● **What you should do**: Below are some entries. Output each one exactly as it appears.

↓↓↓

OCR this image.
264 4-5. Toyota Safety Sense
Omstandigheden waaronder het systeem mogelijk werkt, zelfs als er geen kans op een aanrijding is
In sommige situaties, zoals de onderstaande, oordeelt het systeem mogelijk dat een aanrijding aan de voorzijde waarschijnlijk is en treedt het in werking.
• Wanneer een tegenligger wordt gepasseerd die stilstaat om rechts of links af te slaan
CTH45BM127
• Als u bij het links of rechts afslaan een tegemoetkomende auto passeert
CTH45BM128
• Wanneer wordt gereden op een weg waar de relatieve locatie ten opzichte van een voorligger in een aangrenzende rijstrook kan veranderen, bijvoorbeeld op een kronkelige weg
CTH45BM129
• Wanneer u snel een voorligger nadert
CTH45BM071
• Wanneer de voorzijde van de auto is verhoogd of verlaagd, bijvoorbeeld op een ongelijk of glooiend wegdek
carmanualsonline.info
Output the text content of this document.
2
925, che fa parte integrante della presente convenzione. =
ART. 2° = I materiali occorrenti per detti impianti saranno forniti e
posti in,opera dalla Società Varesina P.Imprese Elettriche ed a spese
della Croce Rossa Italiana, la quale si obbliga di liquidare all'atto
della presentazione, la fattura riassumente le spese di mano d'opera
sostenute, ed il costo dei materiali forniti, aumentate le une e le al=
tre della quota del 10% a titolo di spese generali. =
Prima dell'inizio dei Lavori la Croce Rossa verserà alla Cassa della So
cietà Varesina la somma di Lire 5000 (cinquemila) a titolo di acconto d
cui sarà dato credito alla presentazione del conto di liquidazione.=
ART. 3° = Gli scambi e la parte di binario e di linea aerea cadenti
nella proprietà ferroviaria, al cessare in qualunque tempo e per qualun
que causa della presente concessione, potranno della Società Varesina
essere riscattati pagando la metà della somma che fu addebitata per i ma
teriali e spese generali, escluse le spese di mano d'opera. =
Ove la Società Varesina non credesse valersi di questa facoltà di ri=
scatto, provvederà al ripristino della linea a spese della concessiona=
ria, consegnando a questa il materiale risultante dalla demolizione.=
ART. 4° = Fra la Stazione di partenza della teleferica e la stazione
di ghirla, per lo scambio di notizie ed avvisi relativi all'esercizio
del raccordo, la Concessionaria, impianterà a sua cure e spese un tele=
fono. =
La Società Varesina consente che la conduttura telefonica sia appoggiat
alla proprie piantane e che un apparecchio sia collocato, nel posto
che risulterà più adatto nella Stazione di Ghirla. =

↑↑↑

● **The reply**:
OCR this image.
264 4-5. Toyota Safety Sense
Omstandigheden waaronder het systeem mogelijk werkt, zelfs als er geen kans op een aanrijding is
In sommige situaties, zoals de onderstaande, oordeelt het systeem mogelijk dat een aanrijding aan de voorzijde waarschijnlijk is en treedt het in werking.
• Wanneer een tegenligger wordt gepasseerd die stilstaat om rechts of links af te slaan
CTH45BM127
• Als u bij het links of rechts afslaan een tegemoetkomende auto passeert
CTH45BM128
• Wanneer wordt gereden op een weg waar de relatieve locatie ten opzichte van een voorligger in een aangrenzende rijstrook kan veranderen, bijvoorbeeld op een kronkelige weg
CTH45BM129
• Wanneer u snel een voorligger nadert
CTH45BM071
• Wanneer de voorzijde van de auto is verhoogd of verlaagd, bijvoorbeeld op een ongelijk of glooiend wegdek
carmanualsonline.info
Output the text content of this document.
2
925, che fa parte integrante della presente convenzione. =
ART. 2° = I materiali occorrenti per detti impianti saranno forniti e
posti in,opera dalla Società Varesina P.Imprese Elettriche ed a spese
della Croce Rossa Italiana, la quale si obbliga di liquidare all'atto
della presentazione, la fattura riassumente le spese di mano d'opera
sostenute, ed il costo dei materiali forniti, aumentate le une e le al=
tre della quota del 10% a titolo di spese generali. =
Prima dell'inizio dei Lavori la Croce Rossa verserà alla Cassa della So
cietà Varesina la somma di Lire 5000 (cinquemila) a titolo di acconto d
cui sarà dato credito alla presentazione del conto di liquidazione.=
ART. 3° = Gli scambi e la parte di binario e di linea aerea cadenti
nella proprietà ferroviaria, al cessare in qualunque tempo e per qualun
que causa della presente concessione, potranno della Società Varesina
essere riscattati pagando la metà della somma che fu addebitata per i ma
teriali e spese generali, escluse le spese di mano d'opera. =
Ove la Società Varesina non credesse valersi di questa facoltà di ri=
scatto, provvederà al ripristino della linea a spese della concessiona=
ria, consegnando a questa il materiale risultante dalla demolizione.=
ART. 4° = Fra la Stazione di partenza della teleferica e la stazione
di ghirla, per lo scambio di notizie ed avvisi relativi all'esercizio
del raccordo, la Concessionaria, impianterà a sua cure e spese un tele=
fono. =
La Società Varesina consente che la conduttura telefonica sia appoggiat
alla proprie piantane e che un apparecchio sia collocato, nel posto
che risulterà più adatto nella Stazione di Ghirla. =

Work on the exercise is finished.